Using the data below, copy every line that contains the word "getirip".

++++

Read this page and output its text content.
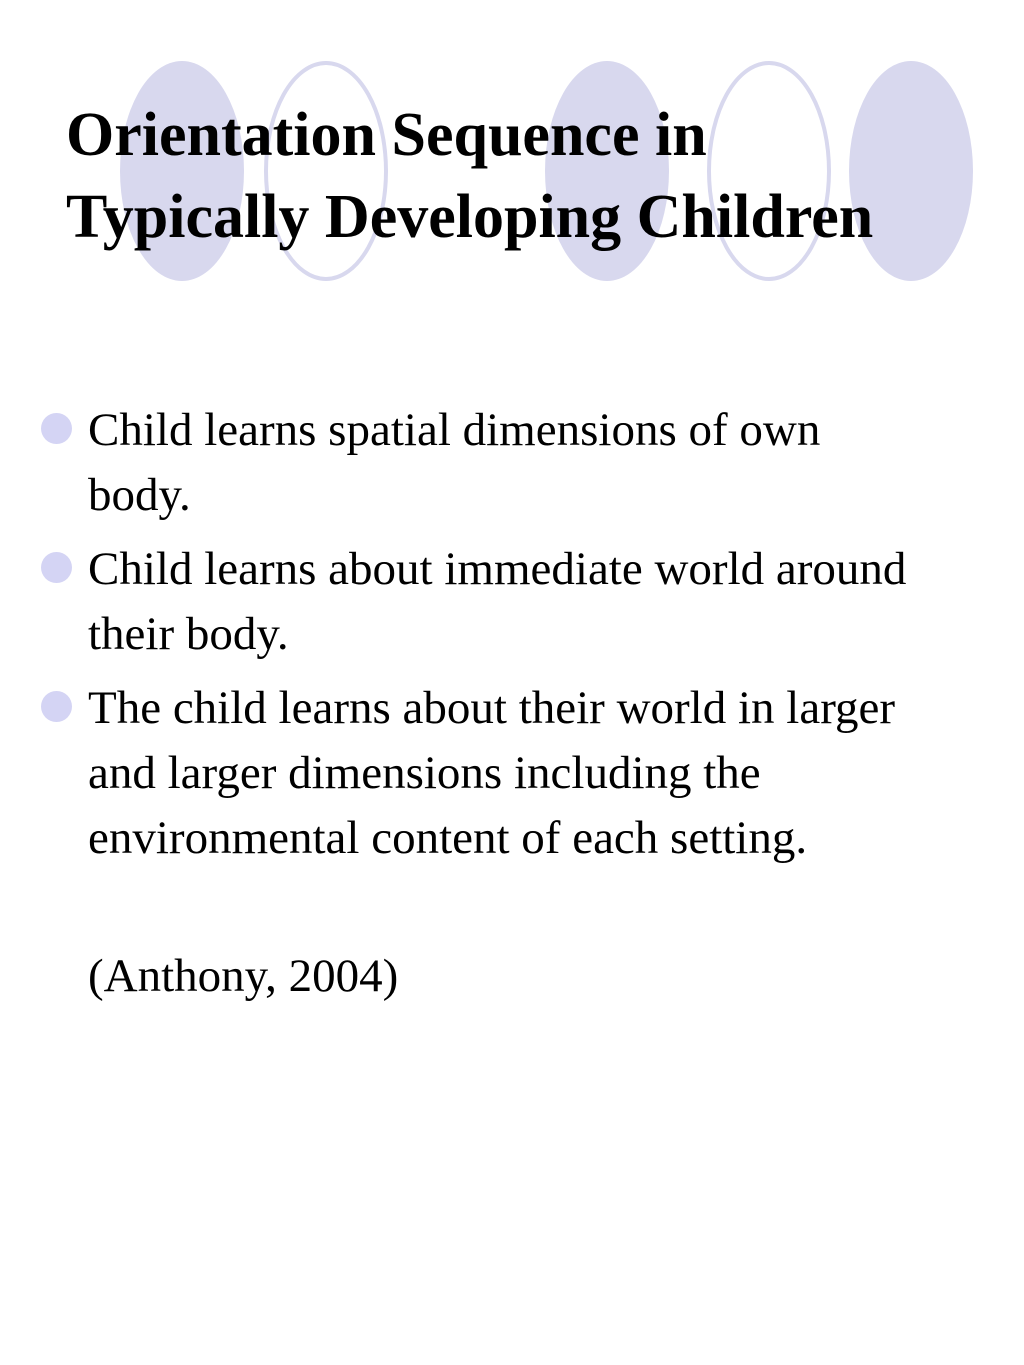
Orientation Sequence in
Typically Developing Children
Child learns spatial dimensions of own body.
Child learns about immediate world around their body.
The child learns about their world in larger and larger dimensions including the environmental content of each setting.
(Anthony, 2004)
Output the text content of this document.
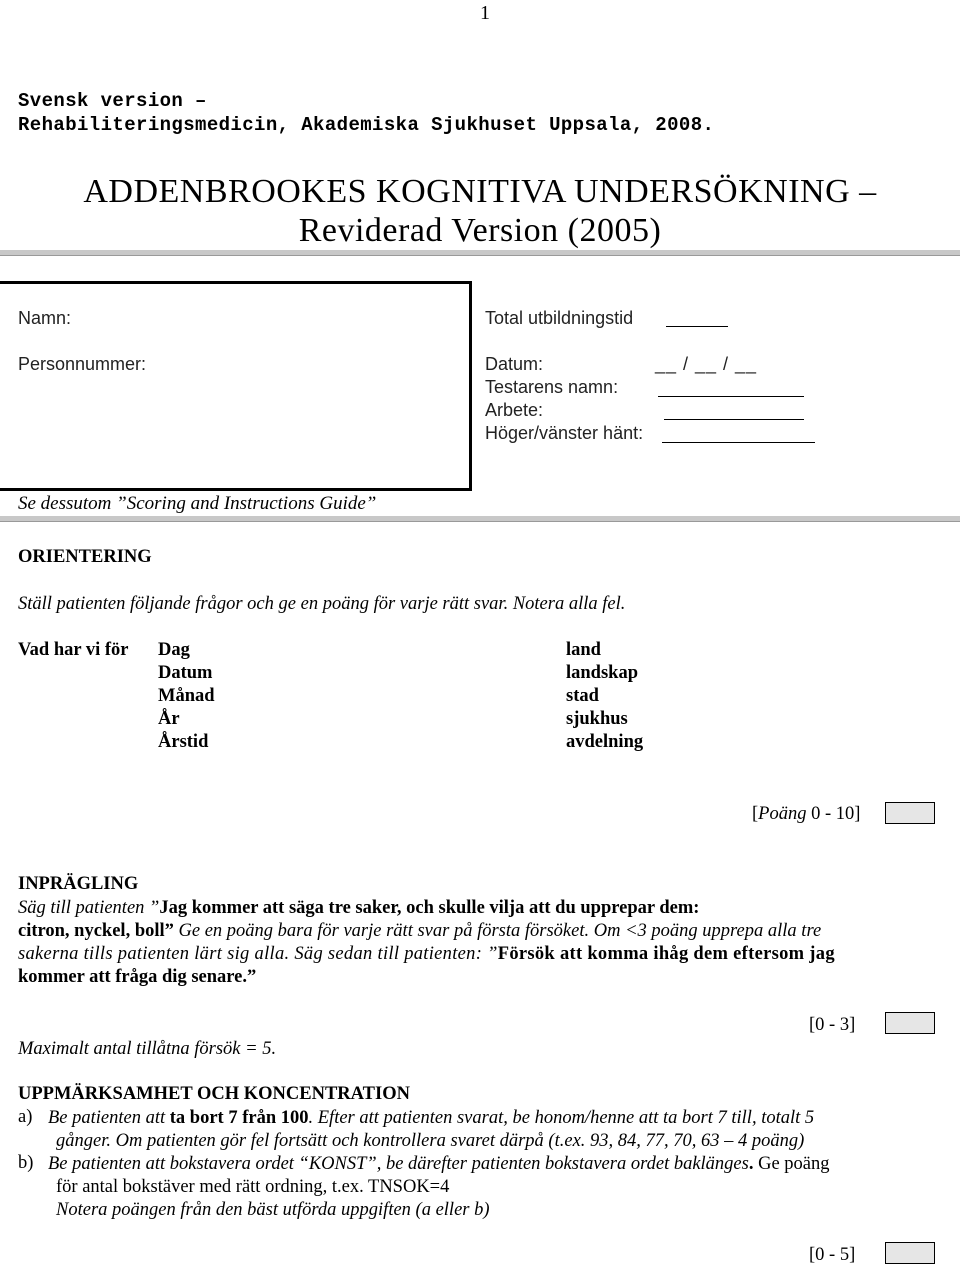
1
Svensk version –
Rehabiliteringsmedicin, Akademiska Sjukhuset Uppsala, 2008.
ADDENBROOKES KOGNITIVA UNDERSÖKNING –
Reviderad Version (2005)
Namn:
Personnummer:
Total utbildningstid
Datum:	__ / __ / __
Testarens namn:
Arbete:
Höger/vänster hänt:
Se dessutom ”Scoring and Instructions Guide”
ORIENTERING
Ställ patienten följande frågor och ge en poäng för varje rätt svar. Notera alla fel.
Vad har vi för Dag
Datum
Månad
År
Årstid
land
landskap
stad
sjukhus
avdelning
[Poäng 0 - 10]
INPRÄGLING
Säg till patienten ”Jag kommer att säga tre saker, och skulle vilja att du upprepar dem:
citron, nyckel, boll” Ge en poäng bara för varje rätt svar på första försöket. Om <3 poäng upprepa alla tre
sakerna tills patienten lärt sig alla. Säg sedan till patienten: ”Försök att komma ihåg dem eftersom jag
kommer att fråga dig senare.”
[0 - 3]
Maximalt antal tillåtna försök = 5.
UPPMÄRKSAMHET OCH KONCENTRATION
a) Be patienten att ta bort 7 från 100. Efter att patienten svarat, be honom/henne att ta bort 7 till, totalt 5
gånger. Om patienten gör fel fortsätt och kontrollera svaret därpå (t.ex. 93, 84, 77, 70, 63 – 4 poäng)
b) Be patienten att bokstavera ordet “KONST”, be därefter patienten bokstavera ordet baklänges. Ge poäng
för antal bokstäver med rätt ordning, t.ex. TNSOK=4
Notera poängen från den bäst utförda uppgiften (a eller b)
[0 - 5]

++++

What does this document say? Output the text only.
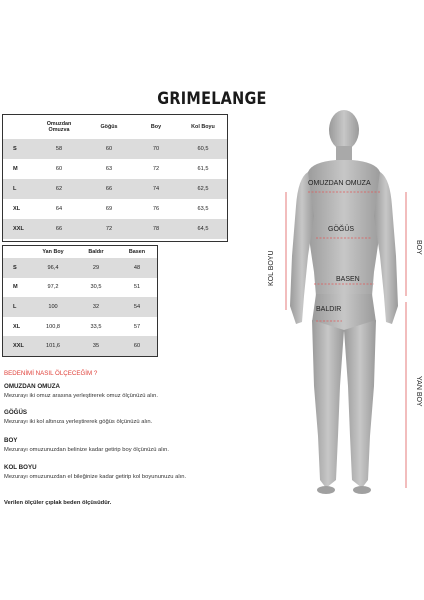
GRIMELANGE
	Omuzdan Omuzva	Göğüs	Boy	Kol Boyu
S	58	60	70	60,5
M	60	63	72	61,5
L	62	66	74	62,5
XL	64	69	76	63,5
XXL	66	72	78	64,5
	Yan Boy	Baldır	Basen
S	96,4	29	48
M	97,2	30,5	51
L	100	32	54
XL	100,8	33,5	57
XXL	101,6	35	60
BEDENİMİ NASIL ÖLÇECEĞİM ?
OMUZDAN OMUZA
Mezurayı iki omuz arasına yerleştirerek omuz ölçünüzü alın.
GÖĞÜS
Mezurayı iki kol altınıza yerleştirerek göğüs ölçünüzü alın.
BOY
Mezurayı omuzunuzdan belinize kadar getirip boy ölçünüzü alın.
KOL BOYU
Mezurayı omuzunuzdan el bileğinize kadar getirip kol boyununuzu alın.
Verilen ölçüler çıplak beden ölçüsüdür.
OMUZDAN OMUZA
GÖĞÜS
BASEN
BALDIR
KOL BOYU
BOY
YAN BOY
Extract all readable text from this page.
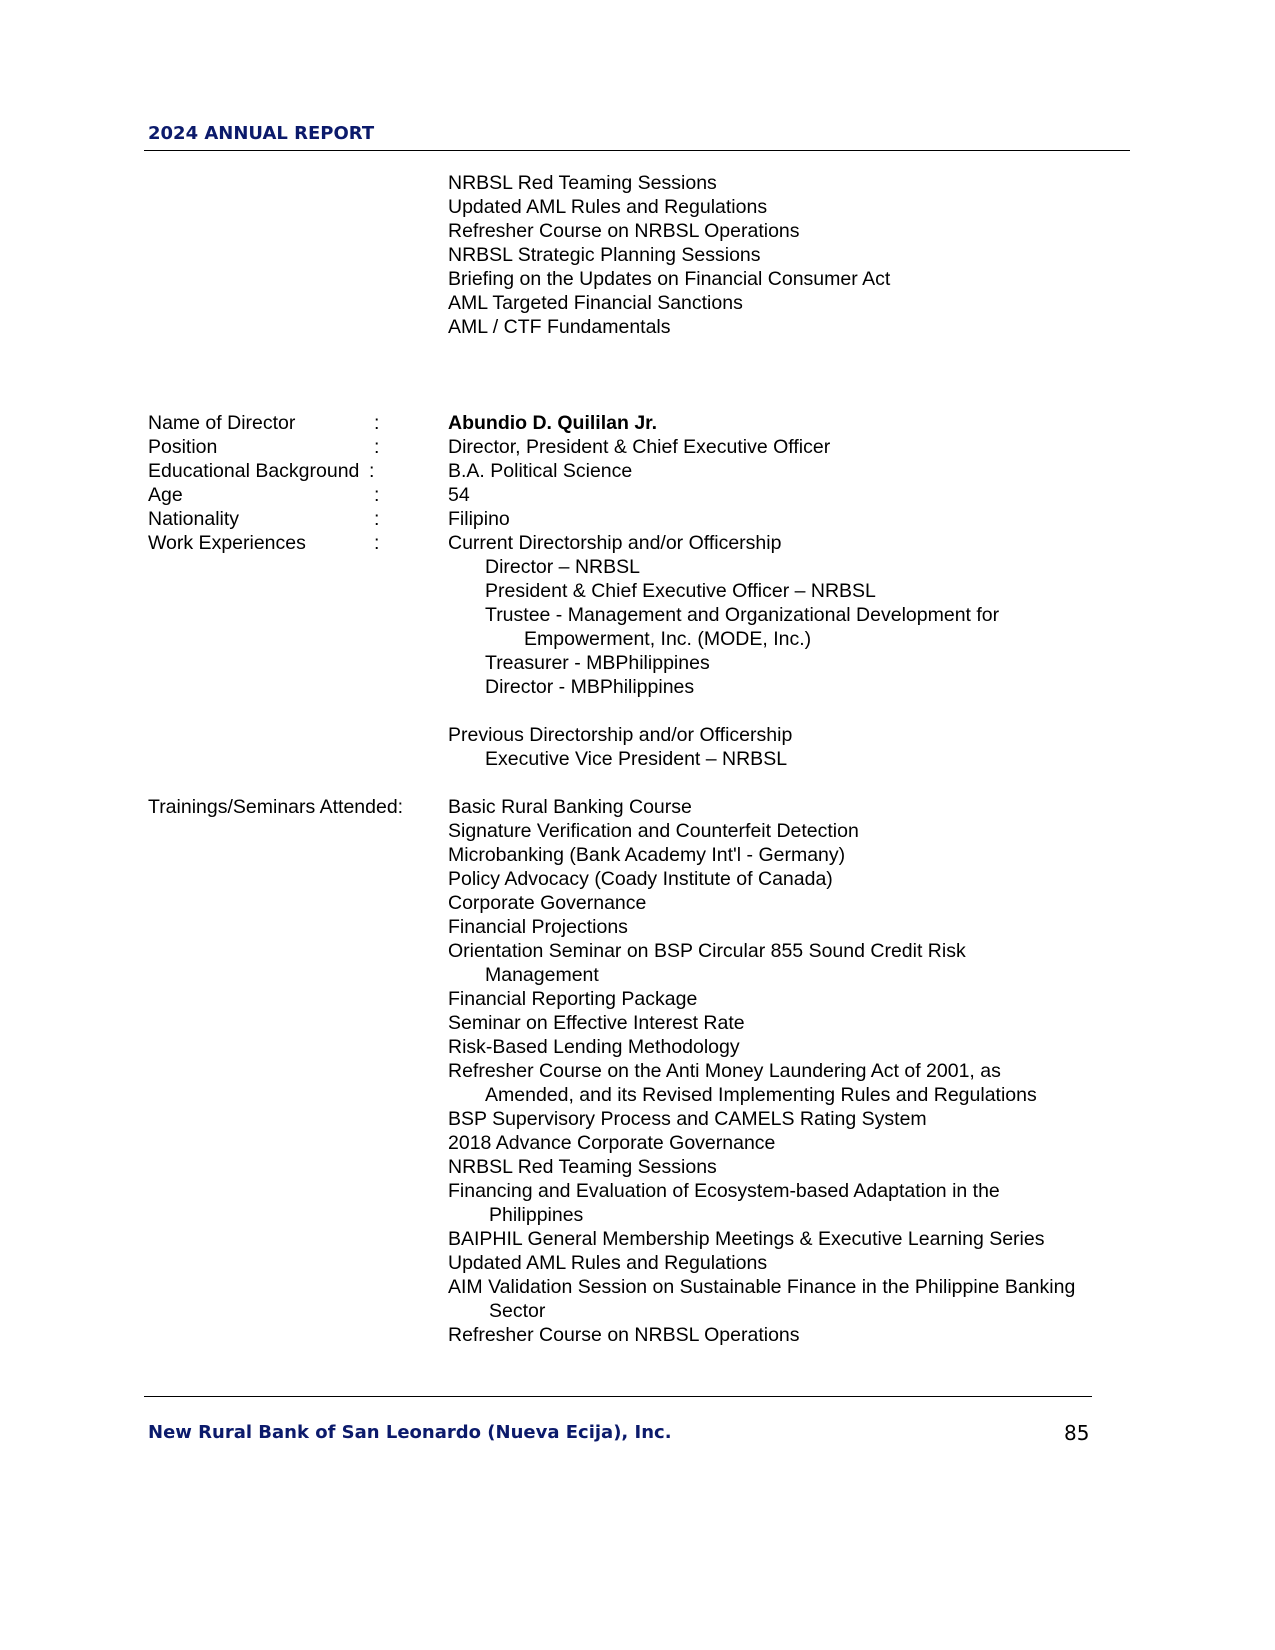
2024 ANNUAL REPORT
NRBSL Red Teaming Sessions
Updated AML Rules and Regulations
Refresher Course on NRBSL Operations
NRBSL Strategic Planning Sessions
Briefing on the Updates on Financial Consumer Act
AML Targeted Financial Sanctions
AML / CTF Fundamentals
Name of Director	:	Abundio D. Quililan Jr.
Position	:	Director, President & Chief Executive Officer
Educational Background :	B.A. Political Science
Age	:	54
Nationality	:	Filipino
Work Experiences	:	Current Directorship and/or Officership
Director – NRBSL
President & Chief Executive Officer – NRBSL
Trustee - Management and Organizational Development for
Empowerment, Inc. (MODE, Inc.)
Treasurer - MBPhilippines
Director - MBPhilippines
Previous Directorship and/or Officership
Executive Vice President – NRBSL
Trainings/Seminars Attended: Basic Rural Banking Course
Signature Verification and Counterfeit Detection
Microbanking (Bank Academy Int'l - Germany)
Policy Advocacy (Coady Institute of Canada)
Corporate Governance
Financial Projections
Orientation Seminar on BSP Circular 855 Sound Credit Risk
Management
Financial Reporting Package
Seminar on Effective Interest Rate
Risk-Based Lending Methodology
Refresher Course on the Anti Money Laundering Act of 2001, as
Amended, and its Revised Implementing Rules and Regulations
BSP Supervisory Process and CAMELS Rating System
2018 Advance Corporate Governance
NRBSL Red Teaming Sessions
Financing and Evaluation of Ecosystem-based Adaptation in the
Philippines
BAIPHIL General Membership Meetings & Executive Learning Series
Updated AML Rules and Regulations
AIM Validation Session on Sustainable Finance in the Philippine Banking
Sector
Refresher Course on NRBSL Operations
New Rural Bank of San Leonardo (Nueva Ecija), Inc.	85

++++

## Exercise output
Mezurayı omuzunuzdan belinize kadar getirip boy ölçünüzü alın.
Mezurayı omuzunuzdan el bileğinize kadar getirip kol boyununuzu alın.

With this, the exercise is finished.